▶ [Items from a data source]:

++++++

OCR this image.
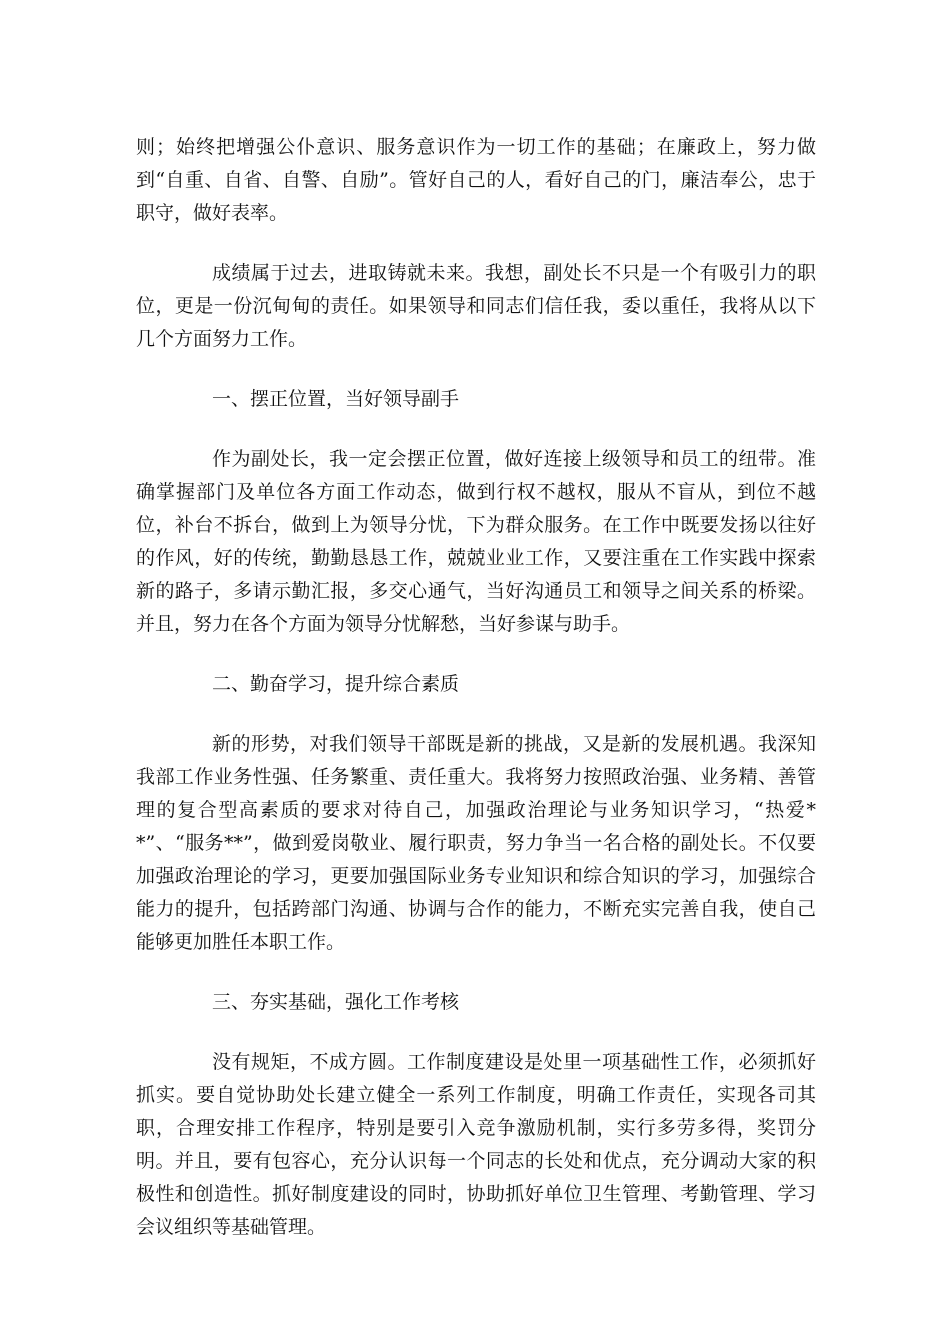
则；始终把增强公仆意识、服务意识作为一切工作的基础；在廉政上，努力做到“自重、自省、自警、自励”。管好自己的人，看好自己的门，廉洁奉公，忠于职守，做好表率。

成绩属于过去，进取铸就未来。我想，副处长不只是一个有吸引力的职位，更是一份沉甸甸的责任。如果领导和同志们信任我，委以重任，我将从以下几个方面努力工作。

一、摆正位置，当好领导副手

作为副处长，我一定会摆正位置，做好连接上级领导和员工的纽带。准确掌握部门及单位各方面工作动态，做到行权不越权，服从不盲从，到位不越位，补台不拆台，做到上为领导分忧，下为群众服务。在工作中既要发扬以往好的作风，好的传统，勤勤恳恳工作，兢兢业业工作，又要注重在工作实践中探索新的路子，多请示勤汇报，多交心通气，当好沟通员工和领导之间关系的桥梁。并且，努力在各个方面为领导分忧解愁，当好参谋与助手。

二、勤奋学习，提升综合素质

新的形势，对我们领导干部既是新的挑战，又是新的发展机遇。我深知我部工作业务性强、任务繁重、责任重大。我将努力按照政治强、业务精、善管理的复合型高素质的要求对待自己，加强政治理论与业务知识学习，“热爱**”、“服务**”，做到爱岗敬业、履行职责，努力争当一名合格的副处长。不仅要加强政治理论的学习，更要加强国际业务专业知识和综合知识的学习，加强综合能力的提升，包括跨部门沟通、协调与合作的能力，不断充实完善自我，使自己能够更加胜任本职工作。

三、夯实基础，强化工作考核

没有规矩，不成方圆。工作制度建设是处里一项基础性工作，必须抓好抓实。要自觉协助处长建立健全一系列工作制度，明确工作责任，实现各司其职，合理安排工作程序，特别是要引入竞争激励机制，实行多劳多得，奖罚分明。并且，要有包容心，充分认识每一个同志的长处和优点，充分调动大家的积极性和创造性。抓好制度建设的同时，协助抓好单位卫生管理、考勤管理、学习会议组织等基础管理。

++++++

▶ [REQUIRED TASK]: Give the material again exactly as it is, but keep the pictures out.

▶ [TASK SOLUTION]:
OCR this image.
则；始终把增强公仆意识、服务意识作为一切工作的基础；在廉政上，努力做到“自重、自省、自警、自励”。管好自己的人，看好自己的门，廉洁奉公，忠于职守，做好表率。

成绩属于过去，进取铸就未来。我想，副处长不只是一个有吸引力的职位，更是一份沉甸甸的责任。如果领导和同志们信任我，委以重任，我将从以下几个方面努力工作。

一、摆正位置，当好领导副手

作为副处长，我一定会摆正位置，做好连接上级领导和员工的纽带。准确掌握部门及单位各方面工作动态，做到行权不越权，服从不盲从，到位不越位，补台不拆台，做到上为领导分忧，下为群众服务。在工作中既要发扬以往好的作风，好的传统，勤勤恳恳工作，兢兢业业工作，又要注重在工作实践中探索新的路子，多请示勤汇报，多交心通气，当好沟通员工和领导之间关系的桥梁。并且，努力在各个方面为领导分忧解愁，当好参谋与助手。

二、勤奋学习，提升综合素质

新的形势，对我们领导干部既是新的挑战，又是新的发展机遇。我深知我部工作业务性强、任务繁重、责任重大。我将努力按照政治强、业务精、善管理的复合型高素质的要求对待自己，加强政治理论与业务知识学习，“热爱**”、“服务**”，做到爱岗敬业、履行职责，努力争当一名合格的副处长。不仅要加强政治理论的学习，更要加强国际业务专业知识和综合知识的学习，加强综合能力的提升，包括跨部门沟通、协调与合作的能力，不断充实完善自我，使自己能够更加胜任本职工作。

三、夯实基础，强化工作考核

没有规矩，不成方圆。工作制度建设是处里一项基础性工作，必须抓好抓实。要自觉协助处长建立健全一系列工作制度，明确工作责任，实现各司其职，合理安排工作程序，特别是要引入竞争激励机制，实行多劳多得，奖罚分明。并且，要有包容心，充分认识每一个同志的长处和优点，充分调动大家的积极性和创造性。抓好制度建设的同时，协助抓好单位卫生管理、考勤管理、学习会议组织等基础管理。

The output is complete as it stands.